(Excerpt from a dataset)
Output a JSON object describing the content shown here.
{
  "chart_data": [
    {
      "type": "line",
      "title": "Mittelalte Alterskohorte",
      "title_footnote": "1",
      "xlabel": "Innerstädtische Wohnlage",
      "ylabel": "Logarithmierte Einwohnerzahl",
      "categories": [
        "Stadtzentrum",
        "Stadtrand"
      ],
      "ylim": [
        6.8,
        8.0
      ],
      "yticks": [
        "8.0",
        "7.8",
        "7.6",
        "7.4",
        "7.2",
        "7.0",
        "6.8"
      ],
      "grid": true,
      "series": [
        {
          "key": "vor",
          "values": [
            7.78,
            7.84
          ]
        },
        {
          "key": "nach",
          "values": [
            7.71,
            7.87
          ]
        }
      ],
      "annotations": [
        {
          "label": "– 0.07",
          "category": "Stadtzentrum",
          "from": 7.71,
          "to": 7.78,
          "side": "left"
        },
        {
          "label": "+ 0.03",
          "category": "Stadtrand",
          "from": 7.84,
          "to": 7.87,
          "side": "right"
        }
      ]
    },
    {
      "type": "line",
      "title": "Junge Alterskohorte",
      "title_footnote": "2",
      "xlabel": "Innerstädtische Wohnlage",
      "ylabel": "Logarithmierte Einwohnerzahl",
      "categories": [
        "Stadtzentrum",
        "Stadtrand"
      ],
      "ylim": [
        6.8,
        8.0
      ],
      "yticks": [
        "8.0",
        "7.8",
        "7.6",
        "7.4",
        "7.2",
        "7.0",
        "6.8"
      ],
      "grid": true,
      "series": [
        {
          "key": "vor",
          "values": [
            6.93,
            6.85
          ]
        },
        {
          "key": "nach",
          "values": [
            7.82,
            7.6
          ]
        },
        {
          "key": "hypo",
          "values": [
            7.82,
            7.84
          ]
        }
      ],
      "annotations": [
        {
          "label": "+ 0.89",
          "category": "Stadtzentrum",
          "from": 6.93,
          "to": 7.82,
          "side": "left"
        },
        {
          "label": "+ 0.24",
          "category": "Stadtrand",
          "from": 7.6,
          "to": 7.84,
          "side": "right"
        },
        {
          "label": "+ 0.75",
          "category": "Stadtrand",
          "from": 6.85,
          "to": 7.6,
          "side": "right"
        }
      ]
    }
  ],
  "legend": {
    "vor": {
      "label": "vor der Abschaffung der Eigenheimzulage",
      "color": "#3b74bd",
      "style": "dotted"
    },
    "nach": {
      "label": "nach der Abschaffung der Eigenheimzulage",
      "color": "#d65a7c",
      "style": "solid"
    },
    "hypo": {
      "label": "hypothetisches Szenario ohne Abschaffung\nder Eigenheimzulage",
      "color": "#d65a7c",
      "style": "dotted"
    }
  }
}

_What the task asks_
Without leaving anything out, quote all the data.

_Worked answer_
Output a JSON object describing the content shown here.
{
  "chart_data": [
    {
      "type": "line",
      "title": "Mittelalte Alterskohorte",
      "title_footnote": "1",
      "xlabel": "Innerstädtische Wohnlage",
      "ylabel": "Logarithmierte Einwohnerzahl",
      "categories": [
        "Stadtzentrum",
        "Stadtrand"
      ],
      "ylim": [
        6.8,
        8.0
      ],
      "yticks": [
        "8.0",
        "7.8",
        "7.6",
        "7.4",
        "7.2",
        "7.0",
        "6.8"
      ],
      "grid": true,
      "series": [
        {
          "key": "vor",
          "values": [
            7.78,
            7.84
          ]
        },
        {
          "key": "nach",
          "values": [
            7.71,
            7.87
          ]
        }
      ],
      "annotations": [
        {
          "label": "– 0.07",
          "category": "Stadtzentrum",
          "from": 7.71,
          "to": 7.78,
          "side": "left"
        },
        {
          "label": "+ 0.03",
          "category": "Stadtrand",
          "from": 7.84,
          "to": 7.87,
          "side": "right"
        }
      ]
    },
    {
      "type": "line",
      "title": "Junge Alterskohorte",
      "title_footnote": "2",
      "xlabel": "Innerstädtische Wohnlage",
      "ylabel": "Logarithmierte Einwohnerzahl",
      "categories": [
        "Stadtzentrum",
        "Stadtrand"
      ],
      "ylim": [
        6.8,
        8.0
      ],
      "yticks": [
        "8.0",
        "7.8",
        "7.6",
        "7.4",
        "7.2",
        "7.0",
        "6.8"
      ],
      "grid": true,
      "series": [
        {
          "key": "vor",
          "values": [
            6.93,
            6.85
          ]
        },
        {
          "key": "nach",
          "values": [
            7.82,
            7.6
          ]
        },
        {
          "key": "hypo",
          "values": [
            7.82,
            7.84
          ]
        }
      ],
      "annotations": [
        {
          "label": "+ 0.89",
          "category": "Stadtzentrum",
          "from": 6.93,
          "to": 7.82,
          "side": "left"
        },
        {
          "label": "+ 0.24",
          "category": "Stadtrand",
          "from": 7.6,
          "to": 7.84,
          "side": "right"
        },
        {
          "label": "+ 0.75",
          "category": "Stadtrand",
          "from": 6.85,
          "to": 7.6,
          "side": "right"
        }
      ]
    }
  ],
  "legend": {
    "vor": {
      "label": "vor der Abschaffung der Eigenheimzulage",
      "color": "#3b74bd",
      "style": "dotted"
    },
    "nach": {
      "label": "nach der Abschaffung der Eigenheimzulage",
      "color": "#d65a7c",
      "style": "solid"
    },
    "hypo": {
      "label": "hypothetisches Szenario ohne Abschaffung\nder Eigenheimzulage",
      "color": "#d65a7c",
      "style": "dotted"
    }
  }
}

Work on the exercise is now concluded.